What needs to be done
Without omitting anything, retype the data that follows.
*-*-*
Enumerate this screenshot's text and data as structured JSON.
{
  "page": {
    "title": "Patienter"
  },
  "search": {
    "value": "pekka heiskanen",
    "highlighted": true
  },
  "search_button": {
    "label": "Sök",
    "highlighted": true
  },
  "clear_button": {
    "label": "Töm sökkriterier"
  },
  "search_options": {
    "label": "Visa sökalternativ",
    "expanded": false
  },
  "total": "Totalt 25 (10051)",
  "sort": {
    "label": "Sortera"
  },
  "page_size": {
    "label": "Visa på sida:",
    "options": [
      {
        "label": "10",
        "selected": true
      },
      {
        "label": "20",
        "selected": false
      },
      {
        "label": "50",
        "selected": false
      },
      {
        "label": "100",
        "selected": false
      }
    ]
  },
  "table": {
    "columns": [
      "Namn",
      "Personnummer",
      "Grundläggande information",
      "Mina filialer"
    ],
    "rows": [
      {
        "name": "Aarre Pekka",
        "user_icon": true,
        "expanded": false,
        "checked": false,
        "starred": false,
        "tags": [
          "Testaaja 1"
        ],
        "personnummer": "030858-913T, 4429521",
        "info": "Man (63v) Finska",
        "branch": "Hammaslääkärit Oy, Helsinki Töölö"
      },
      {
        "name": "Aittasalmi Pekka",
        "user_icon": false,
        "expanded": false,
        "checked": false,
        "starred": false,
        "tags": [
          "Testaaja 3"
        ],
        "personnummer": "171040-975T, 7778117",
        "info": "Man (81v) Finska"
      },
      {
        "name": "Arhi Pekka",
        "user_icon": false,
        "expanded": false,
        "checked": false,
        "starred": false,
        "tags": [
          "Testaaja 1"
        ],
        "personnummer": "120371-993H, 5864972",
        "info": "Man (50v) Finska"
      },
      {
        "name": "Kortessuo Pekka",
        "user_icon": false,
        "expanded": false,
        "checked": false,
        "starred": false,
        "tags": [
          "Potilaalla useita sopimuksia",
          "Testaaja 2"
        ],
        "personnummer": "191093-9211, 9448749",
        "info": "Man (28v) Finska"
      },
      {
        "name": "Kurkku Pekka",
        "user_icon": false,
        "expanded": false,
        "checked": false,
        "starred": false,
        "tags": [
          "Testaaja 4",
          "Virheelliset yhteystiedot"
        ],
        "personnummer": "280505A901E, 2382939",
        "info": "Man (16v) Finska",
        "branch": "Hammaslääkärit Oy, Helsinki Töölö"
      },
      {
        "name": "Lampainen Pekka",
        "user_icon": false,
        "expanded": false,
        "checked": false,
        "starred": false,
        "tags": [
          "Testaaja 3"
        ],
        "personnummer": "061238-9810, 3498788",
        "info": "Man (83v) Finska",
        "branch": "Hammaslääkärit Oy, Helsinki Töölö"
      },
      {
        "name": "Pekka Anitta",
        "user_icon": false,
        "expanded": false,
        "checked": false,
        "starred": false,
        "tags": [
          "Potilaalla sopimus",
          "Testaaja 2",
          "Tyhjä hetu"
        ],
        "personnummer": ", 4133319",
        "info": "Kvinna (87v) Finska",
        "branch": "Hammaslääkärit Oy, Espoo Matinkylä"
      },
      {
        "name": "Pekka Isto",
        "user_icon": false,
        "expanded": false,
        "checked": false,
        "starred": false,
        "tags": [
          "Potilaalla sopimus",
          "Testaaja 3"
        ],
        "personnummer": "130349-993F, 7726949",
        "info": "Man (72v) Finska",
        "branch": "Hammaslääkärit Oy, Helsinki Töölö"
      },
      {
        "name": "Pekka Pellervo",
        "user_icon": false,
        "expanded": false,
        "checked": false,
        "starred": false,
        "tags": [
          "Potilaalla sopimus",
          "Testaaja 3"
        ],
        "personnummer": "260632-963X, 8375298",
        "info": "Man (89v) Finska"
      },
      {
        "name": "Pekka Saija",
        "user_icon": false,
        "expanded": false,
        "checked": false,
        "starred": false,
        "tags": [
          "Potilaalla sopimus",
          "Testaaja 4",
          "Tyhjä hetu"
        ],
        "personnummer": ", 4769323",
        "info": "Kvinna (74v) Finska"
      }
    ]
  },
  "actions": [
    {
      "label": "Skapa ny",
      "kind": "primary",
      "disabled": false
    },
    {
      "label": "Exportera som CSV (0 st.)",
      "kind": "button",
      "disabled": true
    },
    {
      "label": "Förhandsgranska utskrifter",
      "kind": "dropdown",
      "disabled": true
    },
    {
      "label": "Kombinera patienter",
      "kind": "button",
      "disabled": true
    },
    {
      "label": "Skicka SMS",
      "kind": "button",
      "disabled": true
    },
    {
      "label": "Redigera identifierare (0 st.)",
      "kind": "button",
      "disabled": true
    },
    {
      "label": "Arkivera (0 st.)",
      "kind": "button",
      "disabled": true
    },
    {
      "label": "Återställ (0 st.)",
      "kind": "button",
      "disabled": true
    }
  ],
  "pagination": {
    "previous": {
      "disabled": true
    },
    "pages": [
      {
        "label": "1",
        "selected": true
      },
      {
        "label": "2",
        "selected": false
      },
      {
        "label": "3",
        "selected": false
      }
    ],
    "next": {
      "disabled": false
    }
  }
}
*-*-*
Response below
Enumerate this screenshot's text and data as structured JSON.
{
  "page": {
    "title": "Patienter"
  },
  "search": {
    "value": "pekka heiskanen",
    "highlighted": true
  },
  "search_button": {
    "label": "Sök",
    "highlighted": true
  },
  "clear_button": {
    "label": "Töm sökkriterier"
  },
  "search_options": {
    "label": "Visa sökalternativ",
    "expanded": false
  },
  "total": "Totalt 25 (10051)",
  "sort": {
    "label": "Sortera"
  },
  "page_size": {
    "label": "Visa på sida:",
    "options": [
      {
        "label": "10",
        "selected": true
      },
      {
        "label": "20",
        "selected": false
      },
      {
        "label": "50",
        "selected": false
      },
      {
        "label": "100",
        "selected": false
      }
    ]
  },
  "table": {
    "columns": [
      "Namn",
      "Personnummer",
      "Grundläggande information",
      "Mina filialer"
    ],
    "rows": [
      {
        "name": "Aarre Pekka",
        "user_icon": true,
        "expanded": false,
        "checked": false,
        "starred": false,
        "tags": [
          "Testaaja 1"
        ],
        "personnummer": "030858-913T, 4429521",
        "info": "Man (63v) Finska",
        "branch": "Hammaslääkärit Oy, Helsinki Töölö"
      },
      {
        "name": "Aittasalmi Pekka",
        "user_icon": false,
        "expanded": false,
        "checked": false,
        "starred": false,
        "tags": [
          "Testaaja 3"
        ],
        "personnummer": "171040-975T, 7778117",
        "info": "Man (81v) Finska"
      },
      {
        "name": "Arhi Pekka",
        "user_icon": false,
        "expanded": false,
        "checked": false,
        "starred": false,
        "tags": [
          "Testaaja 1"
        ],
        "personnummer": "120371-993H, 5864972",
        "info": "Man (50v) Finska"
      },
      {
        "name": "Kortessuo Pekka",
        "user_icon": false,
        "expanded": false,
        "checked": false,
        "starred": false,
        "tags": [
          "Potilaalla useita sopimuksia",
          "Testaaja 2"
        ],
        "personnummer": "191093-9211, 9448749",
        "info": "Man (28v) Finska"
      },
      {
        "name": "Kurkku Pekka",
        "user_icon": false,
        "expanded": false,
        "checked": false,
        "starred": false,
        "tags": [
          "Testaaja 4",
          "Virheelliset yhteystiedot"
        ],
        "personnummer": "280505A901E, 2382939",
        "info": "Man (16v) Finska",
        "branch": "Hammaslääkärit Oy, Helsinki Töölö"
      },
      {
        "name": "Lampainen Pekka",
        "user_icon": false,
        "expanded": false,
        "checked": false,
        "starred": false,
        "tags": [
          "Testaaja 3"
        ],
        "personnummer": "061238-9810, 3498788",
        "info": "Man (83v) Finska",
        "branch": "Hammaslääkärit Oy, Helsinki Töölö"
      },
      {
        "name": "Pekka Anitta",
        "user_icon": false,
        "expanded": false,
        "checked": false,
        "starred": false,
        "tags": [
          "Potilaalla sopimus",
          "Testaaja 2",
          "Tyhjä hetu"
        ],
        "personnummer": ", 4133319",
        "info": "Kvinna (87v) Finska",
        "branch": "Hammaslääkärit Oy, Espoo Matinkylä"
      },
      {
        "name": "Pekka Isto",
        "user_icon": false,
        "expanded": false,
        "checked": false,
        "starred": false,
        "tags": [
          "Potilaalla sopimus",
          "Testaaja 3"
        ],
        "personnummer": "130349-993F, 7726949",
        "info": "Man (72v) Finska",
        "branch": "Hammaslääkärit Oy, Helsinki Töölö"
      },
      {
        "name": "Pekka Pellervo",
        "user_icon": false,
        "expanded": false,
        "checked": false,
        "starred": false,
        "tags": [
          "Potilaalla sopimus",
          "Testaaja 3"
        ],
        "personnummer": "260632-963X, 8375298",
        "info": "Man (89v) Finska"
      },
      {
        "name": "Pekka Saija",
        "user_icon": false,
        "expanded": false,
        "checked": false,
        "starred": false,
        "tags": [
          "Potilaalla sopimus",
          "Testaaja 4",
          "Tyhjä hetu"
        ],
        "personnummer": ", 4769323",
        "info": "Kvinna (74v) Finska"
      }
    ]
  },
  "actions": [
    {
      "label": "Skapa ny",
      "kind": "primary",
      "disabled": false
    },
    {
      "label": "Exportera som CSV (0 st.)",
      "kind": "button",
      "disabled": true
    },
    {
      "label": "Förhandsgranska utskrifter",
      "kind": "dropdown",
      "disabled": true
    },
    {
      "label": "Kombinera patienter",
      "kind": "button",
      "disabled": true
    },
    {
      "label": "Skicka SMS",
      "kind": "button",
      "disabled": true
    },
    {
      "label": "Redigera identifierare (0 st.)",
      "kind": "button",
      "disabled": true
    },
    {
      "label": "Arkivera (0 st.)",
      "kind": "button",
      "disabled": true
    },
    {
      "label": "Återställ (0 st.)",
      "kind": "button",
      "disabled": true
    }
  ],
  "pagination": {
    "previous": {
      "disabled": true
    },
    "pages": [
      {
        "label": "1",
        "selected": true
      },
      {
        "label": "2",
        "selected": false
      },
      {
        "label": "3",
        "selected": false
      }
    ],
    "next": {
      "disabled": false
    }
  }
}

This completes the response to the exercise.